▶ **Problem to solve**: Restate all the material verbatim, except for the pictures.

▶ **Listing**:

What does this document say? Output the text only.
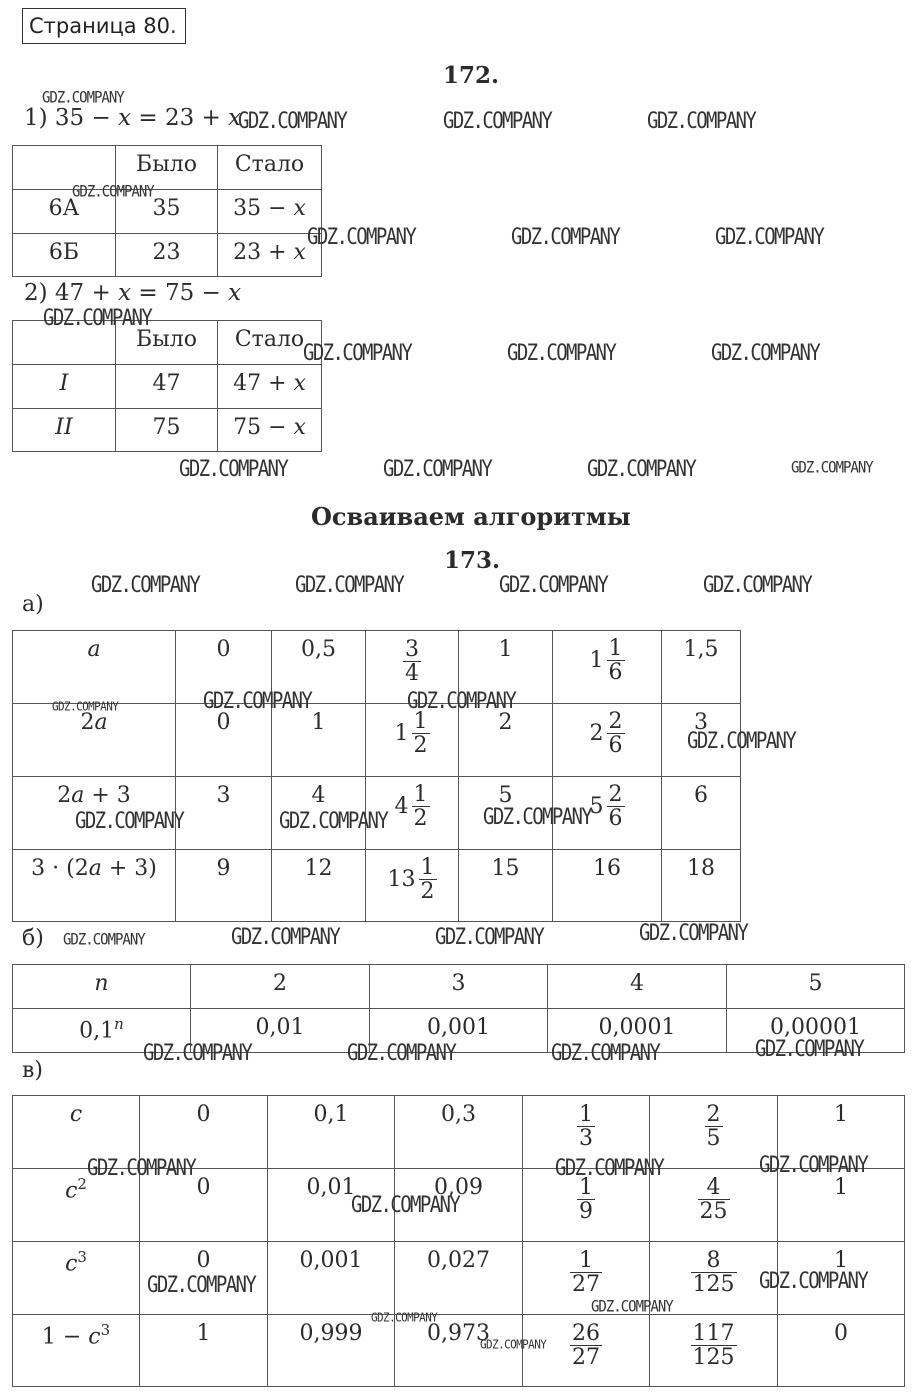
Страница 80.
172.
1) 35 − x = 23 + x
	Было	Стало
6А	35	35 − x
6Б	23	23 + x
2) 47 + x = 75 − x
	Было	Стало
I	47	47 + x
II	75	75 − x
Осваиваем алгоритмы
173.
а)
a	0	0,5	$\frac{3}{4}$	1	$1 \frac{1}{6}$	1,5
2a	0	1	$1 \frac{1}{2}$	2	$2 \frac{2}{6}$	3
2a + 3	3	4	$4 \frac{1}{2}$	5	$5 \frac{2}{6}$	6
3 · (2a + 3)	9	12	$13 \frac{1}{2}$	15	16	18
б)
n	2	3	4	5
0,1$^n$	0,01	0,001	0,0001	0,00001
в)
c	0	0,1	0,3	$\frac{1}{3}$	$\frac{2}{5}$	1
$c^2$	0	0,01	0,09	$\frac{1}{9}$	$\frac{4}{25}$	1
$c^3$	0	0,001	0,027	$\frac{1}{27}$	$\frac{8}{125}$	1
$1 - c^3$	1	0,999	0,973	$\frac{26}{27}$	$\frac{117}{125}$	0
GDZ.COMPANY
GDZ.COMPANY	GDZ.COMPANY	GDZ.COMPANY
GDZ.COMPANY
GDZ.COMPANY	GDZ.COMPANY	GDZ.COMPANY
GDZ.COMPANY
GDZ.COMPANY	GDZ.COMPANY	GDZ.COMPANY
GDZ.COMPANY	GDZ.COMPANY	GDZ.COMPANY	GDZ.COMPANY
GDZ.COMPANY	GDZ.COMPANY	GDZ.COMPANY	GDZ.COMPANY
GDZ.COMPANY	GDZ.COMPANY	GDZ.COMPANY
GDZ.COMPANY
GDZ.COMPANY	GDZ.COMPANY	GDZ.COMPANY
GDZ.COMPANY	GDZ.COMPANY	GDZ.COMPANY	GDZ.COMPANY
GDZ.COMPANY	GDZ.COMPANY	GDZ.COMPANY	GDZ.COMPANY
GDZ.COMPANY	GDZ.COMPANY	GDZ.COMPANY
GDZ.COMPANY
GDZ.COMPANY	GDZ.COMPANY
GDZ.COMPANY
GDZ.COMPANY
GDZ.COMPANY
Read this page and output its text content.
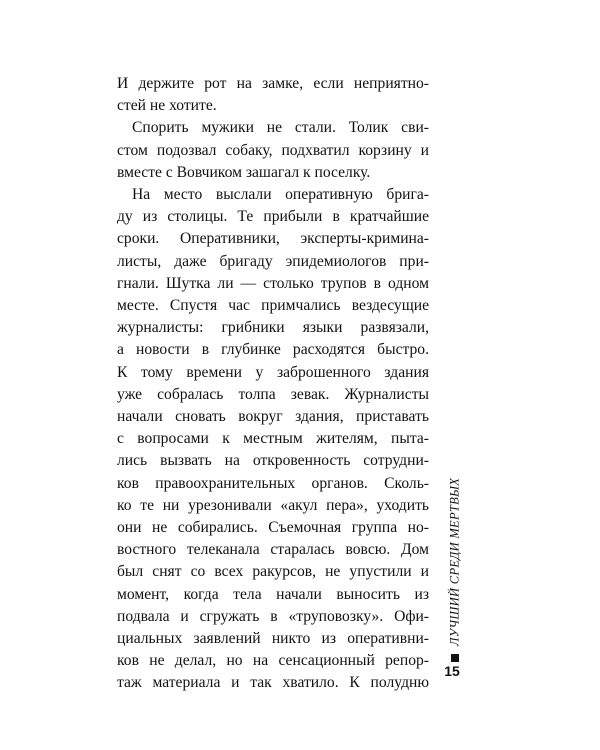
И держите рот на замке, если неприятно-
стей не хотите.

Спорить мужики не стали. Толик сви-
стом подозвал собаку, подхватил корзину и
вместе с Вовчиком зашагал к поселку.

На место выслали оперативную брига-
ду из столицы. Те прибыли в кратчайшие
сроки. Оперативники, эксперты-кримина-
листы, даже бригаду эпидемиологов при-
гнали. Шутка ли — столько трупов в одном
месте. Спустя час примчались вездесущие
журналисты: грибники языки развязали,
а новости в глубинке расходятся быстро.
К тому времени у заброшенного здания
уже собралась толпа зевак. Журналисты
начали сновать вокруг здания, приставать
с вопросами к местным жителям, пыта-
лись вызвать на откровенность сотрудни-
ков правоохранительных органов. Сколь-
ко те ни урезонивали «акул пера», уходить
они не собирались. Съемочная группа но-
востного телеканала старалась вовсю. Дом
был снят со всех ракурсов, не упустили и
момент, когда тела начали выносить из
подвала и сгружать в «труповозку». Офи-
циальных заявлений никто из оперативни-
ков не делал, но на сенсационный репор-
таж материала и так хватило. К полудню

ЛУЧШИЙ СРЕДИ МЕРТВЫХ
15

▶ **Response to the task**:
What does this document say? Output the text only.
Страница 80.
172.
1) 35 − x = 23 + x
	Было	Стало
6А	35	35 − x
6Б	23	23 + x
2) 47 + x = 75 − x
	Было	Стало
I	47	47 + x
II	75	75 − x
Осваиваем алгоритмы
173.
а)
a	0	0,5	$\frac{3}{4}$	1	$1 \frac{1}{6}$	1,5
2a	0	1	$1 \frac{1}{2}$	2	$2 \frac{2}{6}$	3
2a + 3	3	4	$4 \frac{1}{2}$	5	$5 \frac{2}{6}$	6
3 · (2a + 3)	9	12	$13 \frac{1}{2}$	15	16	18
б)
n	2	3	4	5
0,1$^n$	0,01	0,001	0,0001	0,00001
в)
c	0	0,1	0,3	$\frac{1}{3}$	$\frac{2}{5}$	1
$c^2$	0	0,01	0,09	$\frac{1}{9}$	$\frac{4}{25}$	1
$c^3$	0	0,001	0,027	$\frac{1}{27}$	$\frac{8}{125}$	1
$1 - c^3$	1	0,999	0,973	$\frac{26}{27}$	$\frac{117}{125}$	0
GDZ.COMPANY
GDZ.COMPANY	GDZ.COMPANY	GDZ.COMPANY
GDZ.COMPANY
GDZ.COMPANY	GDZ.COMPANY	GDZ.COMPANY
GDZ.COMPANY
GDZ.COMPANY	GDZ.COMPANY	GDZ.COMPANY
GDZ.COMPANY	GDZ.COMPANY	GDZ.COMPANY	GDZ.COMPANY
GDZ.COMPANY	GDZ.COMPANY	GDZ.COMPANY	GDZ.COMPANY
GDZ.COMPANY	GDZ.COMPANY	GDZ.COMPANY
GDZ.COMPANY
GDZ.COMPANY	GDZ.COMPANY	GDZ.COMPANY
GDZ.COMPANY	GDZ.COMPANY	GDZ.COMPANY	GDZ.COMPANY
GDZ.COMPANY	GDZ.COMPANY	GDZ.COMPANY	GDZ.COMPANY
GDZ.COMPANY	GDZ.COMPANY	GDZ.COMPANY
GDZ.COMPANY
GDZ.COMPANY	GDZ.COMPANY
GDZ.COMPANY
GDZ.COMPANY
GDZ.COMPANY
Read this page and output its text content.
И держите рот на замке, если неприятно-
стей не хотите.

Спорить мужики не стали. Толик сви-
стом подозвал собаку, подхватил корзину и
вместе с Вовчиком зашагал к поселку.

На место выслали оперативную брига-
ду из столицы. Те прибыли в кратчайшие
сроки. Оперативники, эксперты-кримина-
листы, даже бригаду эпидемиологов при-
гнали. Шутка ли — столько трупов в одном
месте. Спустя час примчались вездесущие
журналисты: грибники языки развязали,
а новости в глубинке расходятся быстро.
К тому времени у заброшенного здания
уже собралась толпа зевак. Журналисты
начали сновать вокруг здания, приставать
с вопросами к местным жителям, пыта-
лись вызвать на откровенность сотрудни-
ков правоохранительных органов. Сколь-
ко те ни урезонивали «акул пера», уходить
они не собирались. Съемочная группа но-
востного телеканала старалась вовсю. Дом
был снят со всех ракурсов, не упустили и
момент, когда тела начали выносить из
подвала и сгружать в «труповозку». Офи-
циальных заявлений никто из оперативни-
ков не делал, но на сенсационный репор-
таж материала и так хватило. К полудню

ЛУЧШИЙ СРЕДИ МЕРТВЫХ
15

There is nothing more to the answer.